YOUR OBJECTIVE:
Skip the pictures. Repeat everything else in the records word for word.

Dataset entries:

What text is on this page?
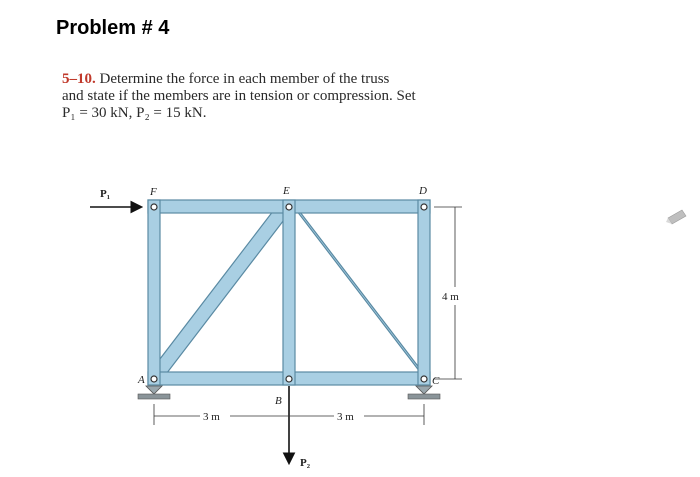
Problem # 4
5–10. Determine the force in each member of the truss
and state if the members are in tension or compression. Set
P₁ = 30 kN, P₂ = 15 kN.
F	E	D
A
B
C
P₁
P₂
3 m	3 m
4 m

SOLUTION FOR THIS PROBLEM:
What text is on this page?
Problem # 4
5–10. Determine the force in each member of the truss
and state if the members are in tension or compression. Set
P₁ = 30 kN, P₂ = 15 kN.
F	E	D
A
B
C
P₁
P₂
3 m	3 m
4 m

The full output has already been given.